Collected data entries
Begin
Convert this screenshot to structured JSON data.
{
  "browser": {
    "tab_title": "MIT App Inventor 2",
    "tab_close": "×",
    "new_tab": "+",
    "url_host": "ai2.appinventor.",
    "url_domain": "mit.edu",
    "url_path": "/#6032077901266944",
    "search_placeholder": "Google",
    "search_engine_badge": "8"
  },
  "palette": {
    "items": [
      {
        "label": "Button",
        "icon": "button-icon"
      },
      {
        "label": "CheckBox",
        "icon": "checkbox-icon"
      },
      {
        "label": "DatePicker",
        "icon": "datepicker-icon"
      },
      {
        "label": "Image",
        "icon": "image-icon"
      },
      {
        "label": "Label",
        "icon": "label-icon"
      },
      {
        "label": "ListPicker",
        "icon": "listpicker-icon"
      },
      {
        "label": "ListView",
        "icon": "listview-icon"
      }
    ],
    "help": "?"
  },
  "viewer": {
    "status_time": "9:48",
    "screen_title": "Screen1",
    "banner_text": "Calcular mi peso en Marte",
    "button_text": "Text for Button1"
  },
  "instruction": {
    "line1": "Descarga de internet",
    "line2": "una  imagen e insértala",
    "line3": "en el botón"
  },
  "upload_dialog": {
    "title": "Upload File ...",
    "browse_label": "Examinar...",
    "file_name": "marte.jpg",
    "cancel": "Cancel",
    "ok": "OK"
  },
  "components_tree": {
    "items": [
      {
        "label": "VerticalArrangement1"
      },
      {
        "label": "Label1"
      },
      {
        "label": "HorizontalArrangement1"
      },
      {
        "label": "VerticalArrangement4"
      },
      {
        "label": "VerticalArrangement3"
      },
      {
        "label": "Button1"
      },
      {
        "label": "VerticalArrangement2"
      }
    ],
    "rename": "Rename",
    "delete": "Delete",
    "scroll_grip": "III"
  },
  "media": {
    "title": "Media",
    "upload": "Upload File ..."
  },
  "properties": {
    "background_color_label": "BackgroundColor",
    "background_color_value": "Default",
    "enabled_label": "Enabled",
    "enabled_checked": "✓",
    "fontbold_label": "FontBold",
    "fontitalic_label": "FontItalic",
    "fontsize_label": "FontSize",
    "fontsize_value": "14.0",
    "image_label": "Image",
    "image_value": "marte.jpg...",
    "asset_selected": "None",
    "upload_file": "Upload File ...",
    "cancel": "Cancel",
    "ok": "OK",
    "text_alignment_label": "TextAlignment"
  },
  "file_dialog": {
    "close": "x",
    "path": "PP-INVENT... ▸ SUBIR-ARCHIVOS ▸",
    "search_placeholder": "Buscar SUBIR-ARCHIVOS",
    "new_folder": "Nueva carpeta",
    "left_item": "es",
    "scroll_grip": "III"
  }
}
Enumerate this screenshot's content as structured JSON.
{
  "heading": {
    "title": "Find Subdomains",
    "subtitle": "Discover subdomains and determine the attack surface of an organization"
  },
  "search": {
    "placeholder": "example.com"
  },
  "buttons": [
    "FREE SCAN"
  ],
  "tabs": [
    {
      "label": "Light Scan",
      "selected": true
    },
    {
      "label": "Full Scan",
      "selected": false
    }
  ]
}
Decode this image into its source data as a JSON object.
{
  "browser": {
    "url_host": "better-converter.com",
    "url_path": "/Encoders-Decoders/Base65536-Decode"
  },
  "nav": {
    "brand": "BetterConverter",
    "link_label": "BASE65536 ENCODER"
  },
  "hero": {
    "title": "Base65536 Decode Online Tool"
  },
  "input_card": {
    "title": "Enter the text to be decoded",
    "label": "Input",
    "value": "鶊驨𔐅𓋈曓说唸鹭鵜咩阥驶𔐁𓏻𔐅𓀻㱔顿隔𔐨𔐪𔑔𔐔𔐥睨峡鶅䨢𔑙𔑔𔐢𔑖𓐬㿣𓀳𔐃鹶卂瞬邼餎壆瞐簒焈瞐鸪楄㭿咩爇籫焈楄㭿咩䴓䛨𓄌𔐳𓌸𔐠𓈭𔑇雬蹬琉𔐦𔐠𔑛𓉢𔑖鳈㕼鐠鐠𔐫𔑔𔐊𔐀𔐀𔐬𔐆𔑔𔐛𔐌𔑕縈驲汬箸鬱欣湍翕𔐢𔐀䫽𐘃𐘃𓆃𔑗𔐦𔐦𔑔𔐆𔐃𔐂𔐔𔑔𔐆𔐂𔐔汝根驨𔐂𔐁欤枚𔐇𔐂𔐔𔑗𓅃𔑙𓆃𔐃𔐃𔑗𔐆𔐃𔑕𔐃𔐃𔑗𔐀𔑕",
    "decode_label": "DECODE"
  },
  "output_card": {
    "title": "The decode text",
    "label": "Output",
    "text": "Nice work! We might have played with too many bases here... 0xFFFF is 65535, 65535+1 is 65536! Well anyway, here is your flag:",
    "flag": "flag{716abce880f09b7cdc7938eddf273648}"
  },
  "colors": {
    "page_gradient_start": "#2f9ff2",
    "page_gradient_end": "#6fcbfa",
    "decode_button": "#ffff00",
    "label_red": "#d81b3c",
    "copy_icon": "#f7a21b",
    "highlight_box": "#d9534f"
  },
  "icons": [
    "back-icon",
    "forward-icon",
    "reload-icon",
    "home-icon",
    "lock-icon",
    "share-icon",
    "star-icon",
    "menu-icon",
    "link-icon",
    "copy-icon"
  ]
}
End
**Problem details**
Give the listing again, word for word.

**Output of the task**
Convert this screenshot to structured JSON data.
{
  "browser": {
    "tab_title": "MIT App Inventor 2",
    "tab_close": "×",
    "new_tab": "+",
    "url_host": "ai2.appinventor.",
    "url_domain": "mit.edu",
    "url_path": "/#6032077901266944",
    "search_placeholder": "Google",
    "search_engine_badge": "8"
  },
  "palette": {
    "items": [
      {
        "label": "Button",
        "icon": "button-icon"
      },
      {
        "label": "CheckBox",
        "icon": "checkbox-icon"
      },
      {
        "label": "DatePicker",
        "icon": "datepicker-icon"
      },
      {
        "label": "Image",
        "icon": "image-icon"
      },
      {
        "label": "Label",
        "icon": "label-icon"
      },
      {
        "label": "ListPicker",
        "icon": "listpicker-icon"
      },
      {
        "label": "ListView",
        "icon": "listview-icon"
      }
    ],
    "help": "?"
  },
  "viewer": {
    "status_time": "9:48",
    "screen_title": "Screen1",
    "banner_text": "Calcular mi peso en Marte",
    "button_text": "Text for Button1"
  },
  "instruction": {
    "line1": "Descarga de internet",
    "line2": "una  imagen e insértala",
    "line3": "en el botón"
  },
  "upload_dialog": {
    "title": "Upload File ...",
    "browse_label": "Examinar...",
    "file_name": "marte.jpg",
    "cancel": "Cancel",
    "ok": "OK"
  },
  "components_tree": {
    "items": [
      {
        "label": "VerticalArrangement1"
      },
      {
        "label": "Label1"
      },
      {
        "label": "HorizontalArrangement1"
      },
      {
        "label": "VerticalArrangement4"
      },
      {
        "label": "VerticalArrangement3"
      },
      {
        "label": "Button1"
      },
      {
        "label": "VerticalArrangement2"
      }
    ],
    "rename": "Rename",
    "delete": "Delete",
    "scroll_grip": "III"
  },
  "media": {
    "title": "Media",
    "upload": "Upload File ..."
  },
  "properties": {
    "background_color_label": "BackgroundColor",
    "background_color_value": "Default",
    "enabled_label": "Enabled",
    "enabled_checked": "✓",
    "fontbold_label": "FontBold",
    "fontitalic_label": "FontItalic",
    "fontsize_label": "FontSize",
    "fontsize_value": "14.0",
    "image_label": "Image",
    "image_value": "marte.jpg...",
    "asset_selected": "None",
    "upload_file": "Upload File ...",
    "cancel": "Cancel",
    "ok": "OK",
    "text_alignment_label": "TextAlignment"
  },
  "file_dialog": {
    "close": "x",
    "path": "PP-INVENT... ▸ SUBIR-ARCHIVOS ▸",
    "search_placeholder": "Buscar SUBIR-ARCHIVOS",
    "new_folder": "Nueva carpeta",
    "left_item": "es",
    "scroll_grip": "III"
  }
}
Enumerate this screenshot's content as structured JSON.
{
  "heading": {
    "title": "Find Subdomains",
    "subtitle": "Discover subdomains and determine the attack surface of an organization"
  },
  "search": {
    "placeholder": "example.com"
  },
  "buttons": [
    "FREE SCAN"
  ],
  "tabs": [
    {
      "label": "Light Scan",
      "selected": true
    },
    {
      "label": "Full Scan",
      "selected": false
    }
  ]
}
Decode this image into its source data as a JSON object.
{
  "browser": {
    "url_host": "better-converter.com",
    "url_path": "/Encoders-Decoders/Base65536-Decode"
  },
  "nav": {
    "brand": "BetterConverter",
    "link_label": "BASE65536 ENCODER"
  },
  "hero": {
    "title": "Base65536 Decode Online Tool"
  },
  "input_card": {
    "title": "Enter the text to be decoded",
    "label": "Input",
    "value": "鶊驨𔐅𓋈曓说唸鹭鵜咩阥驶𔐁𓏻𔐅𓀻㱔顿隔𔐨𔐪𔑔𔐔𔐥睨峡鶅䨢𔑙𔑔𔐢𔑖𓐬㿣𓀳𔐃鹶卂瞬邼餎壆瞐簒焈瞐鸪楄㭿咩爇籫焈楄㭿咩䴓䛨𓄌𔐳𓌸𔐠𓈭𔑇雬蹬琉𔐦𔐠𔑛𓉢𔑖鳈㕼鐠鐠𔐫𔑔𔐊𔐀𔐀𔐬𔐆𔑔𔐛𔐌𔑕縈驲汬箸鬱欣湍翕𔐢𔐀䫽𐘃𐘃𓆃𔑗𔐦𔐦𔑔𔐆𔐃𔐂𔐔𔑔𔐆𔐂𔐔汝根驨𔐂𔐁欤枚𔐇𔐂𔐔𔑗𓅃𔑙𓆃𔐃𔐃𔑗𔐆𔐃𔑕𔐃𔐃𔑗𔐀𔑕",
    "decode_label": "DECODE"
  },
  "output_card": {
    "title": "The decode text",
    "label": "Output",
    "text": "Nice work! We might have played with too many bases here... 0xFFFF is 65535, 65535+1 is 65536! Well anyway, here is your flag:",
    "flag": "flag{716abce880f09b7cdc7938eddf273648}"
  },
  "colors": {
    "page_gradient_start": "#2f9ff2",
    "page_gradient_end": "#6fcbfa",
    "decode_button": "#ffff00",
    "label_red": "#d81b3c",
    "copy_icon": "#f7a21b",
    "highlight_box": "#d9534f"
  },
  "icons": [
    "back-icon",
    "forward-icon",
    "reload-icon",
    "home-icon",
    "lock-icon",
    "share-icon",
    "star-icon",
    "menu-icon",
    "link-icon",
    "copy-icon"
  ]
}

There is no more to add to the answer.